* [Work instructions]:
Count every line in the following entries where the word "Applicant" appears. Give the count alone.

═════ Data supplied ═════

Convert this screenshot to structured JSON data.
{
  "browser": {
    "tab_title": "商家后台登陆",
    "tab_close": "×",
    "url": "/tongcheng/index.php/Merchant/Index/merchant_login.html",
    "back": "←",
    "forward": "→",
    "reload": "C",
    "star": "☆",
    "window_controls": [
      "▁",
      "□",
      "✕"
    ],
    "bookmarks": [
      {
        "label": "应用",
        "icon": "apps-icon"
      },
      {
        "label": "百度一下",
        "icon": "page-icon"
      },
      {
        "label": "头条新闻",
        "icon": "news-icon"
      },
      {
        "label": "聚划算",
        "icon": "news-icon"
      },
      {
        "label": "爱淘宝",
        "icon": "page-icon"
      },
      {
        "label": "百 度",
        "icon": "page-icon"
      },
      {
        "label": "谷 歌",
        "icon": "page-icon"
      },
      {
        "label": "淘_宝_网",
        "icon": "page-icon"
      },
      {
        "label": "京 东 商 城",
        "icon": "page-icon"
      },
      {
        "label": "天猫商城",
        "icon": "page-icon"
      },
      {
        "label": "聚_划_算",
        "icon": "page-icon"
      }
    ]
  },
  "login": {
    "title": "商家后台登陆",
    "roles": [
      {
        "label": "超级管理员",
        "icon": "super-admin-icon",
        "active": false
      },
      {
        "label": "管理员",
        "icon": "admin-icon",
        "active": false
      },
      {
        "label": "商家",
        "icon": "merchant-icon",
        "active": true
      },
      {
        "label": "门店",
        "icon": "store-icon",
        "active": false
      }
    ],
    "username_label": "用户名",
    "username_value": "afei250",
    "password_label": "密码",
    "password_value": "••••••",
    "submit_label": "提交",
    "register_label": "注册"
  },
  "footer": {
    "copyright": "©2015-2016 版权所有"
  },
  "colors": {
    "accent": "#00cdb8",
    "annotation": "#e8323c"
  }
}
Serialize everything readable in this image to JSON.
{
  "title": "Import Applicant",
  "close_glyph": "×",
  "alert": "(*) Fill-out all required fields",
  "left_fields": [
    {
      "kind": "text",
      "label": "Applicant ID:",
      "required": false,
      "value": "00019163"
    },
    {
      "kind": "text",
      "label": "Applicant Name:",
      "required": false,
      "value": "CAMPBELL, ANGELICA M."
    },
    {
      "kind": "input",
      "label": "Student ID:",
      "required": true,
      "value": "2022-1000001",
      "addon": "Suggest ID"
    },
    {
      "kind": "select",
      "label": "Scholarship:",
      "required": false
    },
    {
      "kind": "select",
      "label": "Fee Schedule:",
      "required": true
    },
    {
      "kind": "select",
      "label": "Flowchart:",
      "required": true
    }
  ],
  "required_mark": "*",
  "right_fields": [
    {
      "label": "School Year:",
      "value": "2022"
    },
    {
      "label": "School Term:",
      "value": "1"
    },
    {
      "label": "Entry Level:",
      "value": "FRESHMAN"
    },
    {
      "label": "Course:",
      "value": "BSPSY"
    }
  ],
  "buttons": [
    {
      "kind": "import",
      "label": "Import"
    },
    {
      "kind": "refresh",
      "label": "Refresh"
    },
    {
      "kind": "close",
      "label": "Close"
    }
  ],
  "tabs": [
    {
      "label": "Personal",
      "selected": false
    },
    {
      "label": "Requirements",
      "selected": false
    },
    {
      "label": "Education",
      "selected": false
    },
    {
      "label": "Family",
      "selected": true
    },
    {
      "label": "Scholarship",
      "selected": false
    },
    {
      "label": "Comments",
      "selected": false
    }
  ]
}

═════

* [The response]:
3